• _REQUEST_:
Your task is to filter the data below down to the lines holding "timestamp".
***** AVAILABLE DATA
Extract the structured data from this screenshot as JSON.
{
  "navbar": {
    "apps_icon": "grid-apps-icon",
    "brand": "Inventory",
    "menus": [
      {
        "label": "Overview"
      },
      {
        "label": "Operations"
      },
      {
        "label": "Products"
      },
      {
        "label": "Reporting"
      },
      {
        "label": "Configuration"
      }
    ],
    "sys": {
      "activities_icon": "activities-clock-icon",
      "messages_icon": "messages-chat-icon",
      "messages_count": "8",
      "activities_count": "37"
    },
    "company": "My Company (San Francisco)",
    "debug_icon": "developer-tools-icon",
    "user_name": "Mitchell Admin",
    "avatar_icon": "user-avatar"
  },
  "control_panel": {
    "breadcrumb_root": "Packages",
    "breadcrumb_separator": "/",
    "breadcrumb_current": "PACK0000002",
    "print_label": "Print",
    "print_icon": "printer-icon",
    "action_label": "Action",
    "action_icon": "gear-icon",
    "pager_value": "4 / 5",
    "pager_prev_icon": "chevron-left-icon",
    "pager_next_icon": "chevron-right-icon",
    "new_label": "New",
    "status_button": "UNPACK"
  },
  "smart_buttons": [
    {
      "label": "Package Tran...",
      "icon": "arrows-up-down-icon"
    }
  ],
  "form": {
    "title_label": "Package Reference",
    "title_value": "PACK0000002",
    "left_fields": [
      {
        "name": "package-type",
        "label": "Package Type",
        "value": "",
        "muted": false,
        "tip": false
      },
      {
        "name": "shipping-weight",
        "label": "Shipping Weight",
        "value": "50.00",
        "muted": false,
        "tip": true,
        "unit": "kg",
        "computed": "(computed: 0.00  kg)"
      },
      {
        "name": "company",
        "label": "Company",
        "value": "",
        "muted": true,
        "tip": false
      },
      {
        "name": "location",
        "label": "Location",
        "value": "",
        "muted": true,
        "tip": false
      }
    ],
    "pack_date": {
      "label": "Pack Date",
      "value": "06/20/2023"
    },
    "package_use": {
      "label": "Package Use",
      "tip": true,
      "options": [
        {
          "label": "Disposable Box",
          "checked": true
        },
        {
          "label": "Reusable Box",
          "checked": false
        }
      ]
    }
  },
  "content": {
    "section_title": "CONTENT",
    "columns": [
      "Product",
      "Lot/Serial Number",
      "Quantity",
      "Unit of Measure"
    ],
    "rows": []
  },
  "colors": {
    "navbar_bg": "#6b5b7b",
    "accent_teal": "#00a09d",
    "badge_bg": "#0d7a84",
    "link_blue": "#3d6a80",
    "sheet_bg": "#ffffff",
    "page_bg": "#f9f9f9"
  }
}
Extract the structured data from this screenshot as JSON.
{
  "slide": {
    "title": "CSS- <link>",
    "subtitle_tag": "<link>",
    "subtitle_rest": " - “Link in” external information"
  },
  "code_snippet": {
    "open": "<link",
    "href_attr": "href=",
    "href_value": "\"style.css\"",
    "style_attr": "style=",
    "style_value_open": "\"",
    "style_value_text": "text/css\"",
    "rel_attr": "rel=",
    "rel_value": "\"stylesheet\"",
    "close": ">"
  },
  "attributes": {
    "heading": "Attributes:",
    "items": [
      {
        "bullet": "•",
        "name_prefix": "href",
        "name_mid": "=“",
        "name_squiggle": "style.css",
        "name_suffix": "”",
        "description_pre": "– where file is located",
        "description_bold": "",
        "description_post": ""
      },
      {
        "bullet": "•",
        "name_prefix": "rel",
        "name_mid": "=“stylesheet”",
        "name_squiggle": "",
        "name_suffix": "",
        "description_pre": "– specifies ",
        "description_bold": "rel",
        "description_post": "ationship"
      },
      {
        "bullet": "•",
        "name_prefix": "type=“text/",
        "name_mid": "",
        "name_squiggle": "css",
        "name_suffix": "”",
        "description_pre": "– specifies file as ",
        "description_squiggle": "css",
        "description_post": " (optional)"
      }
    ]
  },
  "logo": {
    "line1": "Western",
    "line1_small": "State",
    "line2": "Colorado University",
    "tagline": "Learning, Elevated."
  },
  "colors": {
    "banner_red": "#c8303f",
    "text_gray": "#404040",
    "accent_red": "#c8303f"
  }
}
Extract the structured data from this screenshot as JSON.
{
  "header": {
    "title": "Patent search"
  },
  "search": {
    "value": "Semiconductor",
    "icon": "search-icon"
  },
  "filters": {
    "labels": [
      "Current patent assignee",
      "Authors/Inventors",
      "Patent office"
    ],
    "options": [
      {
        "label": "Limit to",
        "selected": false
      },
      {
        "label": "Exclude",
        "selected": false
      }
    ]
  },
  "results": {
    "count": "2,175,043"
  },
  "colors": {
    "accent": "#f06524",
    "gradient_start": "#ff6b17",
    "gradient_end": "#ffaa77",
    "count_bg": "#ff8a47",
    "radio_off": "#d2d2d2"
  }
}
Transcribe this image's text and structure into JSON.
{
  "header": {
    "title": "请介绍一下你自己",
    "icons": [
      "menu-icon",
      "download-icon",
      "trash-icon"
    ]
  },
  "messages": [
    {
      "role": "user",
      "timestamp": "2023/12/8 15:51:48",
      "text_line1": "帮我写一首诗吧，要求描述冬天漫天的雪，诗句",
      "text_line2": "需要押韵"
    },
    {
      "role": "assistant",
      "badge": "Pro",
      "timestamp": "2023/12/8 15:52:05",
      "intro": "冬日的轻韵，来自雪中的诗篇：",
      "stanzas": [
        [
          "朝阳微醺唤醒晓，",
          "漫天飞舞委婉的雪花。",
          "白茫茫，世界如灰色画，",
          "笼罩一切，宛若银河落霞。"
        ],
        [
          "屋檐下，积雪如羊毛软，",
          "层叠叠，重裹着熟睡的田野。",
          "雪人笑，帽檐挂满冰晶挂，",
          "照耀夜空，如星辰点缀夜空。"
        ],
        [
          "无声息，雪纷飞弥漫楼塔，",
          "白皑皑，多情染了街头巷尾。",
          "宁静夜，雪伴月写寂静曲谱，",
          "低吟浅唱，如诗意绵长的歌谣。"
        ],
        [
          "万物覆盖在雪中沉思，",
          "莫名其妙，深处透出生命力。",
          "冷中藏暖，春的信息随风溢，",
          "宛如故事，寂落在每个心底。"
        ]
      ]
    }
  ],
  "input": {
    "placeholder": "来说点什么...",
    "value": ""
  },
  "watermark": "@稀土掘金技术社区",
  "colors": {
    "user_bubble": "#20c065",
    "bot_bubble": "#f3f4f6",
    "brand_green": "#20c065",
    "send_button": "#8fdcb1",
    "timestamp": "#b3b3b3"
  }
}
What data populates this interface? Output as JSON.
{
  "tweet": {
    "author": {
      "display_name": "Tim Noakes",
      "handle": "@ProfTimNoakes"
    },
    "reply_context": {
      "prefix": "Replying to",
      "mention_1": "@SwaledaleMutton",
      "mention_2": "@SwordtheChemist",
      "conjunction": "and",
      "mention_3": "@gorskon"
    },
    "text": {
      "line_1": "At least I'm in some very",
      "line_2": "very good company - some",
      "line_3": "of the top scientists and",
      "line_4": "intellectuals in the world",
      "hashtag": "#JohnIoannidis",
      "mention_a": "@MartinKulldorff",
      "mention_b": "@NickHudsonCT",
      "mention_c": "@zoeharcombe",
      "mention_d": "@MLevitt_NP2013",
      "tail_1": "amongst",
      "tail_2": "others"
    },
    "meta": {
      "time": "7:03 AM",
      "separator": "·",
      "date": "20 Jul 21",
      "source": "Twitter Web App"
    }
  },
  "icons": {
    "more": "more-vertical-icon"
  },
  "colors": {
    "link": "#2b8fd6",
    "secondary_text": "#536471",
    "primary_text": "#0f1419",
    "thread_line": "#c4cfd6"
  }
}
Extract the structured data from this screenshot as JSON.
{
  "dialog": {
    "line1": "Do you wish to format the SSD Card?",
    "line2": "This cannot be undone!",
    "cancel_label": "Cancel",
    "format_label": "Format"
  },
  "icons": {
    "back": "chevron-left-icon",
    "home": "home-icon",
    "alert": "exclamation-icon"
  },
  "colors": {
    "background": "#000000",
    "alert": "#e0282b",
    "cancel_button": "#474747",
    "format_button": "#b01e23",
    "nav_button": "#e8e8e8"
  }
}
**********
• _EXPECTED ANSWER_:
      "timestamp": "2023/12/8 15:51:48",
      "timestamp": "2023/12/8 15:52:05",
    "timestamp": "#b3b3b3"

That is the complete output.